* [What to produce]:
Write out each line in which the string "where" is present.

* start *

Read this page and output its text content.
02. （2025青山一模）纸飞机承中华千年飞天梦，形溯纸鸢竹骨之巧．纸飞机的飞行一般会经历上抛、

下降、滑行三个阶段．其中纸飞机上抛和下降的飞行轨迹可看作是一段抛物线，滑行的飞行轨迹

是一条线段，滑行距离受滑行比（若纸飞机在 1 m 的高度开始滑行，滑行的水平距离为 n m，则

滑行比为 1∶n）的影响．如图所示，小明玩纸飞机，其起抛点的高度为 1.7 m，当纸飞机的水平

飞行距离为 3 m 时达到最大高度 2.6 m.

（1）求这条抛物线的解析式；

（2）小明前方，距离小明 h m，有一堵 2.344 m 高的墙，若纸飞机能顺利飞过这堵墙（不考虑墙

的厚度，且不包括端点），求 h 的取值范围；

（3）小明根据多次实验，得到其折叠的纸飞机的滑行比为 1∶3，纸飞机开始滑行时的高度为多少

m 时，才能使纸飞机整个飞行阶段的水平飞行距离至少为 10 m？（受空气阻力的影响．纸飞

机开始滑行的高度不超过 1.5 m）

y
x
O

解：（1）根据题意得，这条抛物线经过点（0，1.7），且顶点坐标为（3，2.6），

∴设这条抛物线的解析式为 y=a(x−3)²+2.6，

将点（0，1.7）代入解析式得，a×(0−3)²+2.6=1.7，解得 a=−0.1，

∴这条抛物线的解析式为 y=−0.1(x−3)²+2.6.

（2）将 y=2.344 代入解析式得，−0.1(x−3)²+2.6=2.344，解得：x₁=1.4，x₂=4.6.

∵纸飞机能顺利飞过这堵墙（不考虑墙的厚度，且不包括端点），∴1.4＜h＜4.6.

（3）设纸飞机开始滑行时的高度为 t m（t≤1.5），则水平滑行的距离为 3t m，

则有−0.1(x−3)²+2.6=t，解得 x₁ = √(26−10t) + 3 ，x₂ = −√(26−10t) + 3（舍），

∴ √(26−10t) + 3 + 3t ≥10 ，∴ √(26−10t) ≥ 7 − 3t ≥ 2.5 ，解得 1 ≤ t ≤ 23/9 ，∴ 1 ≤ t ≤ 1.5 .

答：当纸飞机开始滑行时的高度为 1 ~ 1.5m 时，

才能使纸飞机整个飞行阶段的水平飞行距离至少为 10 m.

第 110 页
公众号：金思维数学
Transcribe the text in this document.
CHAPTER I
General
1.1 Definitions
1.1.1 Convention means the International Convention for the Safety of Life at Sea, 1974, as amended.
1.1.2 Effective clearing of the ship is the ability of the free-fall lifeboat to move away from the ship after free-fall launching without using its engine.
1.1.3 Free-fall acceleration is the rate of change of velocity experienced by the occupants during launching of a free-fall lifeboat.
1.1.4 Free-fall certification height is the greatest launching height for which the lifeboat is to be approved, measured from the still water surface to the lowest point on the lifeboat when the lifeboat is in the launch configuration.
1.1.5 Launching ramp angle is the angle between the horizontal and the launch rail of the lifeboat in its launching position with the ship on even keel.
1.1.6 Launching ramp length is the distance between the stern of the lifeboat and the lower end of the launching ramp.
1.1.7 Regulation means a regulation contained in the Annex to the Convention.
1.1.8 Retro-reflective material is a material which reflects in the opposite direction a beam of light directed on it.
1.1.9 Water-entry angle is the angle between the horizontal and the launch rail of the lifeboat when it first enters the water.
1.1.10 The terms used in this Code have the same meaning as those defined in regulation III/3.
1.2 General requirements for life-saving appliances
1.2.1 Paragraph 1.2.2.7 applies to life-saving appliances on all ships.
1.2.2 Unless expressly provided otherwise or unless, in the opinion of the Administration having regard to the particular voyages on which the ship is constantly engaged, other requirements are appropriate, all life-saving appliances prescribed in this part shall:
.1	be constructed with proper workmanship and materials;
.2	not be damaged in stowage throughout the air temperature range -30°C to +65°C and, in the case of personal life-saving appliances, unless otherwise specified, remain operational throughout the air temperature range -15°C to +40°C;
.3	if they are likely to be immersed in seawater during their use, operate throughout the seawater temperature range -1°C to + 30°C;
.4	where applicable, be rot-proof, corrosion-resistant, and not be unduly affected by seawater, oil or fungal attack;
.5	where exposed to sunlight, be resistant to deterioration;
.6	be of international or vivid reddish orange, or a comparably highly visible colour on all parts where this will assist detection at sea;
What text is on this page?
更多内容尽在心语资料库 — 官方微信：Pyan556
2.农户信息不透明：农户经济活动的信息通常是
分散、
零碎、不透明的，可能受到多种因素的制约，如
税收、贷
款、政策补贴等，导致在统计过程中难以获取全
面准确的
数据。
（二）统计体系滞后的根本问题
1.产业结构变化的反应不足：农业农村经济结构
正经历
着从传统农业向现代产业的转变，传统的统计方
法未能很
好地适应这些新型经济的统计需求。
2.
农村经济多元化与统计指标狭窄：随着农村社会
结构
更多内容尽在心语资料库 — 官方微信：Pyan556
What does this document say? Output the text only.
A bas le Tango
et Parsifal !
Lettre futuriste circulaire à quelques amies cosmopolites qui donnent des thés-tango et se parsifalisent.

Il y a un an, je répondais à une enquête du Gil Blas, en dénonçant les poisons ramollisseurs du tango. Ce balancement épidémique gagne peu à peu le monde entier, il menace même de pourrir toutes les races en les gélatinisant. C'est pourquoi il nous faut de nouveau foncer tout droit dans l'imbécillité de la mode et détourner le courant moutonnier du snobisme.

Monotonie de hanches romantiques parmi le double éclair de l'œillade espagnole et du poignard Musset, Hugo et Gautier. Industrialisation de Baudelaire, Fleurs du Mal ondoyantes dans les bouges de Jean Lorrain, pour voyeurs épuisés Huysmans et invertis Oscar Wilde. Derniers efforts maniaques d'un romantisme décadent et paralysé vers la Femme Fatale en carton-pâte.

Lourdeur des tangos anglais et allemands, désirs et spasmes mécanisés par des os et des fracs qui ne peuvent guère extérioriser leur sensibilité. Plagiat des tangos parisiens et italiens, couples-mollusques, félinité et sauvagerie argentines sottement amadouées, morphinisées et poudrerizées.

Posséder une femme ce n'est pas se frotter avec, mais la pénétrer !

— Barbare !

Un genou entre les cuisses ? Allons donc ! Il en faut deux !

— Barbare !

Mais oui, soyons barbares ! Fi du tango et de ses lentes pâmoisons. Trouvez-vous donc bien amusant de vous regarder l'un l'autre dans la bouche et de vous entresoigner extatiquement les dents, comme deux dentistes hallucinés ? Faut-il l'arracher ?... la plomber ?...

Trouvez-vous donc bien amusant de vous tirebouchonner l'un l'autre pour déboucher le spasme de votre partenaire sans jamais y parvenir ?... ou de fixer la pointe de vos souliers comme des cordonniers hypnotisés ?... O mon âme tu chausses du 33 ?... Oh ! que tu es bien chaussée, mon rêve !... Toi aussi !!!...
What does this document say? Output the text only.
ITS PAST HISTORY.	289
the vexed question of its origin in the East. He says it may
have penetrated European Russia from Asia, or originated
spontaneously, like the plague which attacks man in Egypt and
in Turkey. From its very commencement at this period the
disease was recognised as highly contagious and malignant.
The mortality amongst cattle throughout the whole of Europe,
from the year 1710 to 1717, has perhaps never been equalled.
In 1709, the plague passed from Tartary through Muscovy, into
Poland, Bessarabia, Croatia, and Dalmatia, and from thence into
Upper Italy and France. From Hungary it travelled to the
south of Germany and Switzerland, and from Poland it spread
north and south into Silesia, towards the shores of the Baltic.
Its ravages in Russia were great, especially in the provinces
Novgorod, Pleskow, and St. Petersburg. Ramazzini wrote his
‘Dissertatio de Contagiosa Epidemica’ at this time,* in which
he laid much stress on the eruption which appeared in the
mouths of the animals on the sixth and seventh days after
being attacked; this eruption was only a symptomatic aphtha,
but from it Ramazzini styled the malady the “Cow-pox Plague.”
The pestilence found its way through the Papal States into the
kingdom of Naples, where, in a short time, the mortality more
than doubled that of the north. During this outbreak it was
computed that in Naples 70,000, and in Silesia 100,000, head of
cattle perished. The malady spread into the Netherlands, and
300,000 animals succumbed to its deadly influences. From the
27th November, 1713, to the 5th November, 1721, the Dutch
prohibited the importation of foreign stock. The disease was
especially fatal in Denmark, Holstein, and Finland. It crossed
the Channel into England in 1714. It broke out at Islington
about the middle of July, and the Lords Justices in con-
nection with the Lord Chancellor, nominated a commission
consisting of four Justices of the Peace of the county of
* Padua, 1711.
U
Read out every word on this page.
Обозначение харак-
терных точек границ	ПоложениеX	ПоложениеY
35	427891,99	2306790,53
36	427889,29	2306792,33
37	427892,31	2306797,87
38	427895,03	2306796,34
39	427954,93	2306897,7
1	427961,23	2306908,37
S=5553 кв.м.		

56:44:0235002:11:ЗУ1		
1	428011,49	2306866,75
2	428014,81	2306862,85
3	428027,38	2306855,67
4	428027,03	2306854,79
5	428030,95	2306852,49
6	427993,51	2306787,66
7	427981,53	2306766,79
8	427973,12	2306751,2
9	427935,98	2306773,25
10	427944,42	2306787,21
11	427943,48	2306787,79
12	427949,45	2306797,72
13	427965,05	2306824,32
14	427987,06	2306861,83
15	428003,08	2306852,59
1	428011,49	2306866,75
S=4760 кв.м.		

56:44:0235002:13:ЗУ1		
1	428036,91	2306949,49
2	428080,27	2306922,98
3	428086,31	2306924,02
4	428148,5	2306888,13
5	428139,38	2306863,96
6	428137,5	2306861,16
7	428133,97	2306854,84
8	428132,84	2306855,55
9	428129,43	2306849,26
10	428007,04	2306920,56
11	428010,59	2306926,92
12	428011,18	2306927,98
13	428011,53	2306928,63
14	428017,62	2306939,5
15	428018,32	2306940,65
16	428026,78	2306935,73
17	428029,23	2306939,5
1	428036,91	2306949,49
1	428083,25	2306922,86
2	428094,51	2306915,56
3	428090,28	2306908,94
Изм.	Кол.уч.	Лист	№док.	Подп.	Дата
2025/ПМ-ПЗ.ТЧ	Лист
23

* end *

* [Result of the exercise]:
.4	where applicable, be rot-proof, corrosion-resistant, and not be unduly affected by seawater, oil or fungal attack;
.5	where exposed to sunlight, be resistant to deterioration;
.6	be of international or vivid reddish orange, or a comparably highly visible colour on all parts where this will assist detection at sea;
kingdom of Naples, where, in a short time, the mortality more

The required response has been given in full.